▶ [Source records]:
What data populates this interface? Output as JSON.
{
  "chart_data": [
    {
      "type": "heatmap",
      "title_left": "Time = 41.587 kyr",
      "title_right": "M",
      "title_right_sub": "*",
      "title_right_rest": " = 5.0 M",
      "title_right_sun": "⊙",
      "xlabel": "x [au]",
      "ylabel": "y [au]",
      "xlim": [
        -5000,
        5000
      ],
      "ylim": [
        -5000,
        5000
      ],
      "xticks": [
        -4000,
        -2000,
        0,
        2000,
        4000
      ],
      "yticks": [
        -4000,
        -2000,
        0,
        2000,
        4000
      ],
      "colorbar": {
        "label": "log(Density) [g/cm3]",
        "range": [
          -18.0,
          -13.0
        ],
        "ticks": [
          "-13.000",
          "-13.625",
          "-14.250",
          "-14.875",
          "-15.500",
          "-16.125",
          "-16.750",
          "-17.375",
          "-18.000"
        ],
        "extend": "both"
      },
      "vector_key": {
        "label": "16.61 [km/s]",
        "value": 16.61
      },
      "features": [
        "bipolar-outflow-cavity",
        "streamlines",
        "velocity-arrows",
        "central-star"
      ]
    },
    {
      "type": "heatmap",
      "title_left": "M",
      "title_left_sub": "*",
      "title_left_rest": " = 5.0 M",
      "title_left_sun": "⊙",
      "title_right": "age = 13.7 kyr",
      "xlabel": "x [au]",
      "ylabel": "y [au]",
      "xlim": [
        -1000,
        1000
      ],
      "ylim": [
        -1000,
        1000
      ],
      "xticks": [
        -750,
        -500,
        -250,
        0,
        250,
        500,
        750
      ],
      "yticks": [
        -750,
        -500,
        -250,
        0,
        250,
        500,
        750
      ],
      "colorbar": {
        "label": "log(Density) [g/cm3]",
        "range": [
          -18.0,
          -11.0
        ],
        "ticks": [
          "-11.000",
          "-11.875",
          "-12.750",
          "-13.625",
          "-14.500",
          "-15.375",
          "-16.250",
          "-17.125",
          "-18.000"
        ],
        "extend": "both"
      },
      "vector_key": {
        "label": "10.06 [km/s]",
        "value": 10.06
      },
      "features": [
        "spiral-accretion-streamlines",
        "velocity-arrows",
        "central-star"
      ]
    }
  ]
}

▶ [Brief]: Quote the listing in full, please, keeping every line exact.

▶ [Final result]:
What data populates this interface? Output as JSON.
{
  "chart_data": [
    {
      "type": "heatmap",
      "title_left": "Time = 41.587 kyr",
      "title_right": "M",
      "title_right_sub": "*",
      "title_right_rest": " = 5.0 M",
      "title_right_sun": "⊙",
      "xlabel": "x [au]",
      "ylabel": "y [au]",
      "xlim": [
        -5000,
        5000
      ],
      "ylim": [
        -5000,
        5000
      ],
      "xticks": [
        -4000,
        -2000,
        0,
        2000,
        4000
      ],
      "yticks": [
        -4000,
        -2000,
        0,
        2000,
        4000
      ],
      "colorbar": {
        "label": "log(Density) [g/cm3]",
        "range": [
          -18.0,
          -13.0
        ],
        "ticks": [
          "-13.000",
          "-13.625",
          "-14.250",
          "-14.875",
          "-15.500",
          "-16.125",
          "-16.750",
          "-17.375",
          "-18.000"
        ],
        "extend": "both"
      },
      "vector_key": {
        "label": "16.61 [km/s]",
        "value": 16.61
      },
      "features": [
        "bipolar-outflow-cavity",
        "streamlines",
        "velocity-arrows",
        "central-star"
      ]
    },
    {
      "type": "heatmap",
      "title_left": "M",
      "title_left_sub": "*",
      "title_left_rest": " = 5.0 M",
      "title_left_sun": "⊙",
      "title_right": "age = 13.7 kyr",
      "xlabel": "x [au]",
      "ylabel": "y [au]",
      "xlim": [
        -1000,
        1000
      ],
      "ylim": [
        -1000,
        1000
      ],
      "xticks": [
        -750,
        -500,
        -250,
        0,
        250,
        500,
        750
      ],
      "yticks": [
        -750,
        -500,
        -250,
        0,
        250,
        500,
        750
      ],
      "colorbar": {
        "label": "log(Density) [g/cm3]",
        "range": [
          -18.0,
          -11.0
        ],
        "ticks": [
          "-11.000",
          "-11.875",
          "-12.750",
          "-13.625",
          "-14.500",
          "-15.375",
          "-16.250",
          "-17.125",
          "-18.000"
        ],
        "extend": "both"
      },
      "vector_key": {
        "label": "10.06 [km/s]",
        "value": 10.06
      },
      "features": [
        "spiral-accretion-streamlines",
        "velocity-arrows",
        "central-star"
      ]
    }
  ]
}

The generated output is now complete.